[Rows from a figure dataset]
──────
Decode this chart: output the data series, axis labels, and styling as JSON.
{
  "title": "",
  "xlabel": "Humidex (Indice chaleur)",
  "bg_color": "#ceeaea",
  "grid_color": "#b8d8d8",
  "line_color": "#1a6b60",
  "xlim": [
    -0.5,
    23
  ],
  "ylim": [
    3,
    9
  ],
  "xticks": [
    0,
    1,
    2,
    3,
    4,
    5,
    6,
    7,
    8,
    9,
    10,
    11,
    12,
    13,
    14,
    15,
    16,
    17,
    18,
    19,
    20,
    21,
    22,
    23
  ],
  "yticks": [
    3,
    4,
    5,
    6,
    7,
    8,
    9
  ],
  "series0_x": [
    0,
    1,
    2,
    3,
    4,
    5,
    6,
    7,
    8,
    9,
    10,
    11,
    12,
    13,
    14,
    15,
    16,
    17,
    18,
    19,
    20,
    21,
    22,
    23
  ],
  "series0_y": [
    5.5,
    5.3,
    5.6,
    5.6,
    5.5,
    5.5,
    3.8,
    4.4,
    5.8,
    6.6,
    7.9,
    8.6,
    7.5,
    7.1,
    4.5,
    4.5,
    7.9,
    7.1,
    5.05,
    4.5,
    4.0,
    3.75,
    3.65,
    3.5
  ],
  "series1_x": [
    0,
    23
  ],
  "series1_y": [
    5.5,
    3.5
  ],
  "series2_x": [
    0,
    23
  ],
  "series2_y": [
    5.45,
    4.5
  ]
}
──────
_TASK_
Please give back all of the records exactly as written.

_RESULT OF THIS EXERCISE_
Decode this chart: output the data series, axis labels, and styling as JSON.
{
  "title": "",
  "xlabel": "Humidex (Indice chaleur)",
  "bg_color": "#ceeaea",
  "grid_color": "#b8d8d8",
  "line_color": "#1a6b60",
  "xlim": [
    -0.5,
    23
  ],
  "ylim": [
    3,
    9
  ],
  "xticks": [
    0,
    1,
    2,
    3,
    4,
    5,
    6,
    7,
    8,
    9,
    10,
    11,
    12,
    13,
    14,
    15,
    16,
    17,
    18,
    19,
    20,
    21,
    22,
    23
  ],
  "yticks": [
    3,
    4,
    5,
    6,
    7,
    8,
    9
  ],
  "series0_x": [
    0,
    1,
    2,
    3,
    4,
    5,
    6,
    7,
    8,
    9,
    10,
    11,
    12,
    13,
    14,
    15,
    16,
    17,
    18,
    19,
    20,
    21,
    22,
    23
  ],
  "series0_y": [
    5.5,
    5.3,
    5.6,
    5.6,
    5.5,
    5.5,
    3.8,
    4.4,
    5.8,
    6.6,
    7.9,
    8.6,
    7.5,
    7.1,
    4.5,
    4.5,
    7.9,
    7.1,
    5.05,
    4.5,
    4.0,
    3.75,
    3.65,
    3.5
  ],
  "series1_x": [
    0,
    23
  ],
  "series1_y": [
    5.5,
    3.5
  ],
  "series2_x": [
    0,
    23
  ],
  "series2_y": [
    5.45,
    4.5
  ]
}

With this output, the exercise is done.